## [Task statement]
Every record here needs to be written out again exactly.

┌────────

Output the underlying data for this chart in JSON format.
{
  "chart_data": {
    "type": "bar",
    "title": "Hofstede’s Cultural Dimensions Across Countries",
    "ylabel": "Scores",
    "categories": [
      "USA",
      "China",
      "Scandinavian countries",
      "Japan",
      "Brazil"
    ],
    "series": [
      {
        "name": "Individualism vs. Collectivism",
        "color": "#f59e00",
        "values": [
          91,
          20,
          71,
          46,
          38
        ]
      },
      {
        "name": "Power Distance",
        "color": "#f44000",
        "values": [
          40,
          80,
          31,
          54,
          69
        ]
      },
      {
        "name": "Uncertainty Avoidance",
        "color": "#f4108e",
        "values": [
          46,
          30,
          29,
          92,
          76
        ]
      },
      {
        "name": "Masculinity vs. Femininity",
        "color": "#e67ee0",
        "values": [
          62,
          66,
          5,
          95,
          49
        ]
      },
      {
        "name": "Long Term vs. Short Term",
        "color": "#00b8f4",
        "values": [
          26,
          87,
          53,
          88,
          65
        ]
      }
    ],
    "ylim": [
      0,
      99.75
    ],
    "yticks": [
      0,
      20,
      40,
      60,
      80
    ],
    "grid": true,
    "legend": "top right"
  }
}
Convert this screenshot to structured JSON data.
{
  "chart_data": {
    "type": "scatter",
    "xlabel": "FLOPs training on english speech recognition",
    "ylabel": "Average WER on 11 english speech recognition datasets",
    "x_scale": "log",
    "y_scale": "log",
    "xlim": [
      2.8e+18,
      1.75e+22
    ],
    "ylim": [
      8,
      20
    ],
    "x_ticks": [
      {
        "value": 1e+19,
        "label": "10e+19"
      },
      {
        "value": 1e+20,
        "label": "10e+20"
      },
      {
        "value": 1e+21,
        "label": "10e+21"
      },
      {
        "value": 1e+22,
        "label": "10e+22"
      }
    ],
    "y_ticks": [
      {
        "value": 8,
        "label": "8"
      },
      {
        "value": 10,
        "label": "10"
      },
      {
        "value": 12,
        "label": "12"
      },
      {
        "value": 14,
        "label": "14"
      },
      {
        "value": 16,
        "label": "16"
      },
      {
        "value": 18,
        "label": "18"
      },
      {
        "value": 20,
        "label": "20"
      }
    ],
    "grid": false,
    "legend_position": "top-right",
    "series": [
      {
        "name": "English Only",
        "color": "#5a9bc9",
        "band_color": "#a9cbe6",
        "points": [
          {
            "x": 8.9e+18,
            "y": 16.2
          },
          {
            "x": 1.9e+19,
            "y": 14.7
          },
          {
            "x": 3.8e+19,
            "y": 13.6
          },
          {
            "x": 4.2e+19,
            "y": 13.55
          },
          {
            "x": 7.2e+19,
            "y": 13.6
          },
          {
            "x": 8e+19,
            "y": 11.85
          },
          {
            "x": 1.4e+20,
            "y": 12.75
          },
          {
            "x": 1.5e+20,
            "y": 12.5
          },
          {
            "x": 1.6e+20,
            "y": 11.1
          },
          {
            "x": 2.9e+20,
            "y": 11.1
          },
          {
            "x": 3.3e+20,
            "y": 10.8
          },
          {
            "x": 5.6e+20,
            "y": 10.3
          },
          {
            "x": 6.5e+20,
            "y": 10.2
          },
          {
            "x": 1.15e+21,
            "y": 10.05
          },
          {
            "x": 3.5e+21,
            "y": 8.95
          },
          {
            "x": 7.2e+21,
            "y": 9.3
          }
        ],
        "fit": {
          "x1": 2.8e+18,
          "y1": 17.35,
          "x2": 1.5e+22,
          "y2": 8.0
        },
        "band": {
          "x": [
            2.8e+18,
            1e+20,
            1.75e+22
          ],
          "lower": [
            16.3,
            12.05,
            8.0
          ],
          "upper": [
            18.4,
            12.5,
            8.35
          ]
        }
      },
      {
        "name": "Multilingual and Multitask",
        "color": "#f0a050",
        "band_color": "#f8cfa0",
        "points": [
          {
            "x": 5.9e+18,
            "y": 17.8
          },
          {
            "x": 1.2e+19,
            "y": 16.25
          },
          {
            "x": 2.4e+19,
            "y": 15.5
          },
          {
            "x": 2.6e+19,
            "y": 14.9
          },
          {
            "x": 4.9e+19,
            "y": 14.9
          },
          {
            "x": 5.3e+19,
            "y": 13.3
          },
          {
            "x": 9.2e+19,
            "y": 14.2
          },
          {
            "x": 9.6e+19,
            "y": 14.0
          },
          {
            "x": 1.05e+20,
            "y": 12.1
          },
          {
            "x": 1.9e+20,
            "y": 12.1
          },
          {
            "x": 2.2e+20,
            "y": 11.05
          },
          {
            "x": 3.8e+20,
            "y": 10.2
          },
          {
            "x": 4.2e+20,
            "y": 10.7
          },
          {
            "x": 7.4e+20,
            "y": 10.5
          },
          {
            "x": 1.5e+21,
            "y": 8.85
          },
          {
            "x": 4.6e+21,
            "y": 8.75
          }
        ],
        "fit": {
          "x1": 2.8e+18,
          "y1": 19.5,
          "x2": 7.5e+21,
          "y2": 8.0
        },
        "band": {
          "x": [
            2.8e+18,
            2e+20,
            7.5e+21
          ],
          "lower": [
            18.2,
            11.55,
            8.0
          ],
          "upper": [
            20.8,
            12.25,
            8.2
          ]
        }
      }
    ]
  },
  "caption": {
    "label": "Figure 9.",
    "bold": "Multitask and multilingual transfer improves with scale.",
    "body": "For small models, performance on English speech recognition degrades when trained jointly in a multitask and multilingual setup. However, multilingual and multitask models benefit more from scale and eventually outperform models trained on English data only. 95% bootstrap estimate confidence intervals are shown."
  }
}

└────────

## [Exercise result]
Output the underlying data for this chart in JSON format.
{
  "chart_data": {
    "type": "bar",
    "title": "Hofstede’s Cultural Dimensions Across Countries",
    "ylabel": "Scores",
    "categories": [
      "USA",
      "China",
      "Scandinavian countries",
      "Japan",
      "Brazil"
    ],
    "series": [
      {
        "name": "Individualism vs. Collectivism",
        "color": "#f59e00",
        "values": [
          91,
          20,
          71,
          46,
          38
        ]
      },
      {
        "name": "Power Distance",
        "color": "#f44000",
        "values": [
          40,
          80,
          31,
          54,
          69
        ]
      },
      {
        "name": "Uncertainty Avoidance",
        "color": "#f4108e",
        "values": [
          46,
          30,
          29,
          92,
          76
        ]
      },
      {
        "name": "Masculinity vs. Femininity",
        "color": "#e67ee0",
        "values": [
          62,
          66,
          5,
          95,
          49
        ]
      },
      {
        "name": "Long Term vs. Short Term",
        "color": "#00b8f4",
        "values": [
          26,
          87,
          53,
          88,
          65
        ]
      }
    ],
    "ylim": [
      0,
      99.75
    ],
    "yticks": [
      0,
      20,
      40,
      60,
      80
    ],
    "grid": true,
    "legend": "top right"
  }
}
Convert this screenshot to structured JSON data.
{
  "chart_data": {
    "type": "scatter",
    "xlabel": "FLOPs training on english speech recognition",
    "ylabel": "Average WER on 11 english speech recognition datasets",
    "x_scale": "log",
    "y_scale": "log",
    "xlim": [
      2.8e+18,
      1.75e+22
    ],
    "ylim": [
      8,
      20
    ],
    "x_ticks": [
      {
        "value": 1e+19,
        "label": "10e+19"
      },
      {
        "value": 1e+20,
        "label": "10e+20"
      },
      {
        "value": 1e+21,
        "label": "10e+21"
      },
      {
        "value": 1e+22,
        "label": "10e+22"
      }
    ],
    "y_ticks": [
      {
        "value": 8,
        "label": "8"
      },
      {
        "value": 10,
        "label": "10"
      },
      {
        "value": 12,
        "label": "12"
      },
      {
        "value": 14,
        "label": "14"
      },
      {
        "value": 16,
        "label": "16"
      },
      {
        "value": 18,
        "label": "18"
      },
      {
        "value": 20,
        "label": "20"
      }
    ],
    "grid": false,
    "legend_position": "top-right",
    "series": [
      {
        "name": "English Only",
        "color": "#5a9bc9",
        "band_color": "#a9cbe6",
        "points": [
          {
            "x": 8.9e+18,
            "y": 16.2
          },
          {
            "x": 1.9e+19,
            "y": 14.7
          },
          {
            "x": 3.8e+19,
            "y": 13.6
          },
          {
            "x": 4.2e+19,
            "y": 13.55
          },
          {
            "x": 7.2e+19,
            "y": 13.6
          },
          {
            "x": 8e+19,
            "y": 11.85
          },
          {
            "x": 1.4e+20,
            "y": 12.75
          },
          {
            "x": 1.5e+20,
            "y": 12.5
          },
          {
            "x": 1.6e+20,
            "y": 11.1
          },
          {
            "x": 2.9e+20,
            "y": 11.1
          },
          {
            "x": 3.3e+20,
            "y": 10.8
          },
          {
            "x": 5.6e+20,
            "y": 10.3
          },
          {
            "x": 6.5e+20,
            "y": 10.2
          },
          {
            "x": 1.15e+21,
            "y": 10.05
          },
          {
            "x": 3.5e+21,
            "y": 8.95
          },
          {
            "x": 7.2e+21,
            "y": 9.3
          }
        ],
        "fit": {
          "x1": 2.8e+18,
          "y1": 17.35,
          "x2": 1.5e+22,
          "y2": 8.0
        },
        "band": {
          "x": [
            2.8e+18,
            1e+20,
            1.75e+22
          ],
          "lower": [
            16.3,
            12.05,
            8.0
          ],
          "upper": [
            18.4,
            12.5,
            8.35
          ]
        }
      },
      {
        "name": "Multilingual and Multitask",
        "color": "#f0a050",
        "band_color": "#f8cfa0",
        "points": [
          {
            "x": 5.9e+18,
            "y": 17.8
          },
          {
            "x": 1.2e+19,
            "y": 16.25
          },
          {
            "x": 2.4e+19,
            "y": 15.5
          },
          {
            "x": 2.6e+19,
            "y": 14.9
          },
          {
            "x": 4.9e+19,
            "y": 14.9
          },
          {
            "x": 5.3e+19,
            "y": 13.3
          },
          {
            "x": 9.2e+19,
            "y": 14.2
          },
          {
            "x": 9.6e+19,
            "y": 14.0
          },
          {
            "x": 1.05e+20,
            "y": 12.1
          },
          {
            "x": 1.9e+20,
            "y": 12.1
          },
          {
            "x": 2.2e+20,
            "y": 11.05
          },
          {
            "x": 3.8e+20,
            "y": 10.2
          },
          {
            "x": 4.2e+20,
            "y": 10.7
          },
          {
            "x": 7.4e+20,
            "y": 10.5
          },
          {
            "x": 1.5e+21,
            "y": 8.85
          },
          {
            "x": 4.6e+21,
            "y": 8.75
          }
        ],
        "fit": {
          "x1": 2.8e+18,
          "y1": 19.5,
          "x2": 7.5e+21,
          "y2": 8.0
        },
        "band": {
          "x": [
            2.8e+18,
            2e+20,
            7.5e+21
          ],
          "lower": [
            18.2,
            11.55,
            8.0
          ],
          "upper": [
            20.8,
            12.25,
            8.2
          ]
        }
      }
    ]
  },
  "caption": {
    "label": "Figure 9.",
    "bold": "Multitask and multilingual transfer improves with scale.",
    "body": "For small models, performance on English speech recognition degrades when trained jointly in a multitask and multilingual setup. However, multilingual and multitask models benefit more from scale and eventually outperform models trained on English data only. 95% bootstrap estimate confidence intervals are shown."
  }
}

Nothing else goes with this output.